[Records excerpted from a collection]

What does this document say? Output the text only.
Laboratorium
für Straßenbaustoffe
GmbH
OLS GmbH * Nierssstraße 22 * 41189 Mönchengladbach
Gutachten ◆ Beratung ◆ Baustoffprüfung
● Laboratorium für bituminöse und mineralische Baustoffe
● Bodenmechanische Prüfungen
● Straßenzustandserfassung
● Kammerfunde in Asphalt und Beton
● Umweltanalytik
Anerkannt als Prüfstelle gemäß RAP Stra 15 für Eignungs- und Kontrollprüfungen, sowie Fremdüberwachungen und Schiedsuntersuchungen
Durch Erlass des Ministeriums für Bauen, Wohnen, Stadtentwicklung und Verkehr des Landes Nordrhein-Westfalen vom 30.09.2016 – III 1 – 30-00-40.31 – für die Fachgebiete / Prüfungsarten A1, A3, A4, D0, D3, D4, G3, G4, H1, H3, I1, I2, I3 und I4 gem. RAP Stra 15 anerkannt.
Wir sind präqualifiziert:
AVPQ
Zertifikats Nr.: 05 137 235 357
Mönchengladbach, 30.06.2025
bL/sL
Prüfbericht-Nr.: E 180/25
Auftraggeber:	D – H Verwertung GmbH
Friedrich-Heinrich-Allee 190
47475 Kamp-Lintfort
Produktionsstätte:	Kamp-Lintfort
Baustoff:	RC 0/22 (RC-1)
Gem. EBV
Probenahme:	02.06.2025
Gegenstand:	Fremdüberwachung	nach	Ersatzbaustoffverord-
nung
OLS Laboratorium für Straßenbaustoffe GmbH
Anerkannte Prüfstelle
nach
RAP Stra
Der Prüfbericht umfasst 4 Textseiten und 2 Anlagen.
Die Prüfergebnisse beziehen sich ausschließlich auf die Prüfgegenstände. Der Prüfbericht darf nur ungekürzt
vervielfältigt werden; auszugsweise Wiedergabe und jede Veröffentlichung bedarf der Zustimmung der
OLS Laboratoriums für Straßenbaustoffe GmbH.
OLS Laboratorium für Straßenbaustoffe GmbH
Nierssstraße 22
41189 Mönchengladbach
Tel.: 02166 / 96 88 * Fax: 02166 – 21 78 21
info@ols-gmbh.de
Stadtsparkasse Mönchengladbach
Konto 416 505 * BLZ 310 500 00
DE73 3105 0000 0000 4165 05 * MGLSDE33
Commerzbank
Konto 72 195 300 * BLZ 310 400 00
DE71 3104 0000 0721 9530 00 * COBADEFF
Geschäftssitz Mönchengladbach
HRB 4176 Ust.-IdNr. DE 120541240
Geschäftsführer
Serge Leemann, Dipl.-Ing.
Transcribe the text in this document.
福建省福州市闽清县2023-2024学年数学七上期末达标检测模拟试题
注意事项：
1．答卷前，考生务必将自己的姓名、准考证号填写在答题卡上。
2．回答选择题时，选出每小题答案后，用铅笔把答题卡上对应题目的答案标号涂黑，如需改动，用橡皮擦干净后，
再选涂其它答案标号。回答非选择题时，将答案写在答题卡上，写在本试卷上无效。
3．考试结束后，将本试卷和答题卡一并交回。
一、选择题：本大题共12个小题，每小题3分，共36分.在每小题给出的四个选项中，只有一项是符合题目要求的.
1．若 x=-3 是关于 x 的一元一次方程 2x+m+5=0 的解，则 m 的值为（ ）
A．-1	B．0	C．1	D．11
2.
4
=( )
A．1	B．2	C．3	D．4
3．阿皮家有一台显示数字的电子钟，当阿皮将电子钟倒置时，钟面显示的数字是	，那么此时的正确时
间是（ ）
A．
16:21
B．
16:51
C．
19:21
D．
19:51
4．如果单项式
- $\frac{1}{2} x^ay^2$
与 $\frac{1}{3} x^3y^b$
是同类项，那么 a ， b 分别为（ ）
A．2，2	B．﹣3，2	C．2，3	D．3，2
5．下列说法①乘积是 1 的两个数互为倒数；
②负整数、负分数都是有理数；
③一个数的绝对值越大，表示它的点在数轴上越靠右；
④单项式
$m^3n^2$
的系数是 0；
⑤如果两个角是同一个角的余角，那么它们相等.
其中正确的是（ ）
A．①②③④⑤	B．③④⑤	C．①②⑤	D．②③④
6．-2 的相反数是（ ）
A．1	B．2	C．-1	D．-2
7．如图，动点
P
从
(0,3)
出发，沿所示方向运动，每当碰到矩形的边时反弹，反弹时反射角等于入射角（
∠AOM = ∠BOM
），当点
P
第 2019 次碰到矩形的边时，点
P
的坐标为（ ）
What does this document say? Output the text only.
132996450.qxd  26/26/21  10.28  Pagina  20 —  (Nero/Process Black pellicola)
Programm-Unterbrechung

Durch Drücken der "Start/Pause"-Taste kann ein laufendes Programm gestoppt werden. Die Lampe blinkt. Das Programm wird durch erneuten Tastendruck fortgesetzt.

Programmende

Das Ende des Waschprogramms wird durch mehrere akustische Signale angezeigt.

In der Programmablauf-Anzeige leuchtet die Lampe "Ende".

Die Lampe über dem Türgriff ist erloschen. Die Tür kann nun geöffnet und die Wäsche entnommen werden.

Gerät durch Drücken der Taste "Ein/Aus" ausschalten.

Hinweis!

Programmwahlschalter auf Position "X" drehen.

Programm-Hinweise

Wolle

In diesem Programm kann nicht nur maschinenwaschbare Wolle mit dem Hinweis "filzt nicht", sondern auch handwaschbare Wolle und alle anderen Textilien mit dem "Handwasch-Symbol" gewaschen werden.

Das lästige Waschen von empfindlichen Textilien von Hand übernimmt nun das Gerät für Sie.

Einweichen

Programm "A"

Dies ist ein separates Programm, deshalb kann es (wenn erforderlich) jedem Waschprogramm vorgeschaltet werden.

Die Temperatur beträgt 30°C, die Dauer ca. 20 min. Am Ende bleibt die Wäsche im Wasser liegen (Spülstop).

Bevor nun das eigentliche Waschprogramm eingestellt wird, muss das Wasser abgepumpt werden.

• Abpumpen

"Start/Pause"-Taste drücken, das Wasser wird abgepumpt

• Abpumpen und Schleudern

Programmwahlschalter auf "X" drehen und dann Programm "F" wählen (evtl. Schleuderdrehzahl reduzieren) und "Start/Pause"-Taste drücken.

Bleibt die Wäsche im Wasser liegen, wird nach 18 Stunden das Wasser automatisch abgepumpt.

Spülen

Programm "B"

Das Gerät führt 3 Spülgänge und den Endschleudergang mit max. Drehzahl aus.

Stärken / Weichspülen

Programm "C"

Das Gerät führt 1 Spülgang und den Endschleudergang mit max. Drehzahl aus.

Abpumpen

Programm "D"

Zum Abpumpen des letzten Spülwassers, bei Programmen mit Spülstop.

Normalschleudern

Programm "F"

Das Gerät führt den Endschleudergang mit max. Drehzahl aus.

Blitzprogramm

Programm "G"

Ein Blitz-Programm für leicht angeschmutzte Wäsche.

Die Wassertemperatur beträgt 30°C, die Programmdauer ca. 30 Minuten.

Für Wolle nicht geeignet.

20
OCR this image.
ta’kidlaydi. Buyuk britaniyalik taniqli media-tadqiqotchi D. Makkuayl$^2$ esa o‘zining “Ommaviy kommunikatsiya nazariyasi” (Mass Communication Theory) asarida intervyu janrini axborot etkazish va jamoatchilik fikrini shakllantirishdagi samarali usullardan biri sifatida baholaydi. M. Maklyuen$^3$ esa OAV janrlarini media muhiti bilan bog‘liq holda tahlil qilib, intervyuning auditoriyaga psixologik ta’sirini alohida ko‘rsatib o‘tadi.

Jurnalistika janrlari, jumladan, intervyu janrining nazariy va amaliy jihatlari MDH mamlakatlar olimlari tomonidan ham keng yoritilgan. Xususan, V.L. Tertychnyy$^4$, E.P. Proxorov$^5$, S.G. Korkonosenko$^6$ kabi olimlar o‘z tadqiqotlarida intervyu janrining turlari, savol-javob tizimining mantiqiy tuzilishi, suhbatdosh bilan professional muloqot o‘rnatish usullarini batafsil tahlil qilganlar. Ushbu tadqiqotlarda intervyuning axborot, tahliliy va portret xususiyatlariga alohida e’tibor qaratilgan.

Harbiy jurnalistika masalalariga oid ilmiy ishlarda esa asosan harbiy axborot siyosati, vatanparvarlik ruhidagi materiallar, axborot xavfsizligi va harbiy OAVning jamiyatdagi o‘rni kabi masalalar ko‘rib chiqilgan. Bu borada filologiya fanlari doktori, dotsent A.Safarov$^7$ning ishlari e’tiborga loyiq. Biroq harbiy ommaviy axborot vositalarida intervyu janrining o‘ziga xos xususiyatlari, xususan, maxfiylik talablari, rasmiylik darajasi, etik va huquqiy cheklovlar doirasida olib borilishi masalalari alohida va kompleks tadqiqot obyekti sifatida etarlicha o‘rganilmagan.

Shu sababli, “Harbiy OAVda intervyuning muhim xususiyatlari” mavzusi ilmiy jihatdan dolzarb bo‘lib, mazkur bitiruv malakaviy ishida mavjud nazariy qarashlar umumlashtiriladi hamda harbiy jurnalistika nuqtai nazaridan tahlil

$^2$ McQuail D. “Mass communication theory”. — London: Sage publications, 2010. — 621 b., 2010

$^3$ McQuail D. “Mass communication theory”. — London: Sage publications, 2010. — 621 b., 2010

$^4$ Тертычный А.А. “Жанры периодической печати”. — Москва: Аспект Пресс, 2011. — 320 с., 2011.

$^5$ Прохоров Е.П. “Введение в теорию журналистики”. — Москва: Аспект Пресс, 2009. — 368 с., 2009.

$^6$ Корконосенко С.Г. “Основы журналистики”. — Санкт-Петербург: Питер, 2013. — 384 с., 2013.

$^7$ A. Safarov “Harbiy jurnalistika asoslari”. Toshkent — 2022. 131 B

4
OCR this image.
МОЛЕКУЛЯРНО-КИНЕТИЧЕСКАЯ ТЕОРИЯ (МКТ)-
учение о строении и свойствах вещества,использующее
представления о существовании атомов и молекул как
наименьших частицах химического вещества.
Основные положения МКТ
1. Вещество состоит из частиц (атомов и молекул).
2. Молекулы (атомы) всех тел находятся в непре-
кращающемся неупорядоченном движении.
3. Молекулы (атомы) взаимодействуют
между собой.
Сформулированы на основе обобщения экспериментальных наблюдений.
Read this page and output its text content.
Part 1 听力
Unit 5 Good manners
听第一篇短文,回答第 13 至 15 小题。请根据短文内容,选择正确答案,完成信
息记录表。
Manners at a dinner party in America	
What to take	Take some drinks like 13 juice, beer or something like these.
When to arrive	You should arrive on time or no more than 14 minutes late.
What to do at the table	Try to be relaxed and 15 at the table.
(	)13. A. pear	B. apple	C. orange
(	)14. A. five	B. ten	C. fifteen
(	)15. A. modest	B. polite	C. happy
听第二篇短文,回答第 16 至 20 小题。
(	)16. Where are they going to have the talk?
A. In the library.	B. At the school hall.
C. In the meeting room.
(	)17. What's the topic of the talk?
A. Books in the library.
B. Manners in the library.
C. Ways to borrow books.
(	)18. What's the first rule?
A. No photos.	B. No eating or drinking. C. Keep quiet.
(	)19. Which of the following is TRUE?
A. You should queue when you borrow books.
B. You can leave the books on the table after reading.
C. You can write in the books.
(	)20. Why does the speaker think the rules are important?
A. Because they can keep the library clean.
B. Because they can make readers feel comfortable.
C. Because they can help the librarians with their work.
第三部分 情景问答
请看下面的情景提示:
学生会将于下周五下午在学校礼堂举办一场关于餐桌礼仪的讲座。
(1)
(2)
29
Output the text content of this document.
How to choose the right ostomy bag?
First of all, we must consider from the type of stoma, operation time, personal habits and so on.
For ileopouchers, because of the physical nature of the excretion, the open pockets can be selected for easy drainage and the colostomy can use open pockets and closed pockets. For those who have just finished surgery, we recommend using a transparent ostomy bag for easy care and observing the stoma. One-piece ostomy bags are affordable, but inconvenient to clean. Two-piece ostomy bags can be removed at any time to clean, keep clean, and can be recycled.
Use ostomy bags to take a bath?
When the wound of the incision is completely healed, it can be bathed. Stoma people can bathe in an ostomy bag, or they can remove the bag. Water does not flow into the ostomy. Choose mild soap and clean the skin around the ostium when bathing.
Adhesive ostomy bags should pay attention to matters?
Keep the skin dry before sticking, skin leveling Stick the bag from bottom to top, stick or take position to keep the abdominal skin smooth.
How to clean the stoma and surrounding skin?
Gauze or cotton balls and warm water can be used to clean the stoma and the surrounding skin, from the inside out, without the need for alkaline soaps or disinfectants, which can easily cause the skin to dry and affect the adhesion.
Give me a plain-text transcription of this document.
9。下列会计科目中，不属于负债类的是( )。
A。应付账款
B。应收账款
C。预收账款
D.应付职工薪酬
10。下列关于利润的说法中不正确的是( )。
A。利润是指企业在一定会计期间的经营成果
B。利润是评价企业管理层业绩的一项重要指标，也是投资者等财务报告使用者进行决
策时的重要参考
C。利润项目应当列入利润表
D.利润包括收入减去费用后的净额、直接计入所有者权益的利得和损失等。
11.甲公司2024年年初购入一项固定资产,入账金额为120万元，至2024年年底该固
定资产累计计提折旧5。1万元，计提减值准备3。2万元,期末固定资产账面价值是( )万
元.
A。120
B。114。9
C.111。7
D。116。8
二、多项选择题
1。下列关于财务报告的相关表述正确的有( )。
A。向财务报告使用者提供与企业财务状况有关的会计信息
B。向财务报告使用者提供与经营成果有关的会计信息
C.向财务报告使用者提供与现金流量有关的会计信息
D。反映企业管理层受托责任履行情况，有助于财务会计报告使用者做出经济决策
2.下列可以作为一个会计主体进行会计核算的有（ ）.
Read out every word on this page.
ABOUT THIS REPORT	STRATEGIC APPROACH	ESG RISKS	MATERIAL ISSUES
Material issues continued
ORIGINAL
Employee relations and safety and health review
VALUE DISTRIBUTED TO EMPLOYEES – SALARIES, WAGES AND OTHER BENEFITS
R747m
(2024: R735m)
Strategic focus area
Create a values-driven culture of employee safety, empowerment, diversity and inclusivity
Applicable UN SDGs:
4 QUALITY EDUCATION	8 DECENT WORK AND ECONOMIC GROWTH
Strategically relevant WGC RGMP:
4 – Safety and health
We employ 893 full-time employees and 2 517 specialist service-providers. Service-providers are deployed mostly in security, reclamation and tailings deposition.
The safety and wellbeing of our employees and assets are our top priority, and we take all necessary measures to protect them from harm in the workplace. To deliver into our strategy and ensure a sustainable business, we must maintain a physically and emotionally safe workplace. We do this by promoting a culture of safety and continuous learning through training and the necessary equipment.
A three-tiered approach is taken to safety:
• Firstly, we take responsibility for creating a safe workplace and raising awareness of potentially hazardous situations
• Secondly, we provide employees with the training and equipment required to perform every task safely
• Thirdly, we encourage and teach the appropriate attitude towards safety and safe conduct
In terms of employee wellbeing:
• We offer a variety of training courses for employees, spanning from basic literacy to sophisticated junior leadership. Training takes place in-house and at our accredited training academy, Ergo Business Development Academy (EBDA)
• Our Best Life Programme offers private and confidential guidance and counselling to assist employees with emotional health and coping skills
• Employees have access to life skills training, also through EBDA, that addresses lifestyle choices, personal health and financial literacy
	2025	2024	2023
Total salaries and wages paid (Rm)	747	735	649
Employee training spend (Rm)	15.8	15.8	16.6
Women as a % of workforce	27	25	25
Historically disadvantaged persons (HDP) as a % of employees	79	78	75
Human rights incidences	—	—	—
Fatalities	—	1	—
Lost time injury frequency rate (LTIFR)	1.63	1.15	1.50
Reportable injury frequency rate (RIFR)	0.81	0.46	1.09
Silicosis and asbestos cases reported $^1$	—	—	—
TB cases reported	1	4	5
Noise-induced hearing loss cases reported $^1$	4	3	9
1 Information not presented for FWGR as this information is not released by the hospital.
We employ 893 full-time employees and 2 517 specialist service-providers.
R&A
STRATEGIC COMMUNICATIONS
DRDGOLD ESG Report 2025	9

:: EXERCISE AIM ::
Where does the word "Wolle" appear? Return each line that holds it.

:: RESULT ::
Wolle
In diesem Programm kann nicht nur maschinenwaschbare Wolle mit dem Hinweis "filzt nicht", sondern auch handwaschbare Wolle und alle anderen Textilien mit dem "Handwasch-Symbol" gewaschen werden.
Für Wolle nicht geeignet.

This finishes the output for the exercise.